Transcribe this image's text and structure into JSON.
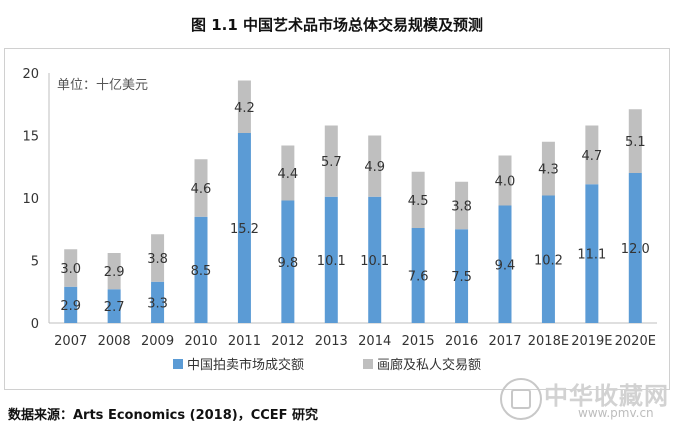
{
  "title": "图 1.1    中国艺术品市场总体交易规模及预测",
  "source": "数据来源：Arts Economics (2018)，CCEF 研究",
  "watermark": {
    "name": "中华收藏网",
    "url": "www.pmv.cn"
  },
  "colors": {
    "series_1": "#5B9BD5",
    "series_2": "#BFBFBF",
    "axis": "#bfbfbf",
    "text": "#222222"
  },
  "chart_data": {
    "type": "bar",
    "stacked": true,
    "unit_label": "单位：十亿美元",
    "categories": [
      "2007",
      "2008",
      "2009",
      "2010",
      "2011",
      "2012",
      "2013",
      "2014",
      "2015",
      "2016",
      "2017",
      "2018E",
      "2019E",
      "2020E"
    ],
    "series": [
      {
        "name": "中国拍卖市场成交额",
        "values": [
          2.9,
          2.7,
          3.3,
          8.5,
          15.2,
          9.8,
          10.1,
          10.1,
          7.6,
          7.5,
          9.4,
          10.2,
          11.1,
          12.0
        ],
        "labels": [
          "2.9",
          "2.7",
          "3.3",
          "8.5",
          "15.2",
          "9.8",
          "10.1",
          "10.1",
          "7.6",
          "7.5",
          "9.4",
          "10.2",
          "11.1",
          "12.0"
        ]
      },
      {
        "name": "画廊及私人交易额",
        "values": [
          3.0,
          2.9,
          3.8,
          4.6,
          4.2,
          4.4,
          5.7,
          4.9,
          4.5,
          3.8,
          4.0,
          4.3,
          4.7,
          5.1
        ],
        "labels": [
          "3.0",
          "2.9",
          "3.8",
          "4.6",
          "4.2",
          "4.4",
          "5.7",
          "4.9",
          "4.5",
          "3.8",
          "4.0",
          "4.3",
          "4.7",
          "5.1"
        ]
      }
    ],
    "ylim": [
      0,
      20
    ],
    "yticks": [
      "0",
      "5",
      "10",
      "15",
      "20"
    ],
    "ytick_values": [
      0,
      5,
      10,
      15,
      20
    ],
    "grid": false,
    "legend_position": "bottom"
  }
}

TASK DIRECTIONS = Going through the data above, count the lines where the string "name" appears, and answer with only that number.

CORRECT OUTPUT = 3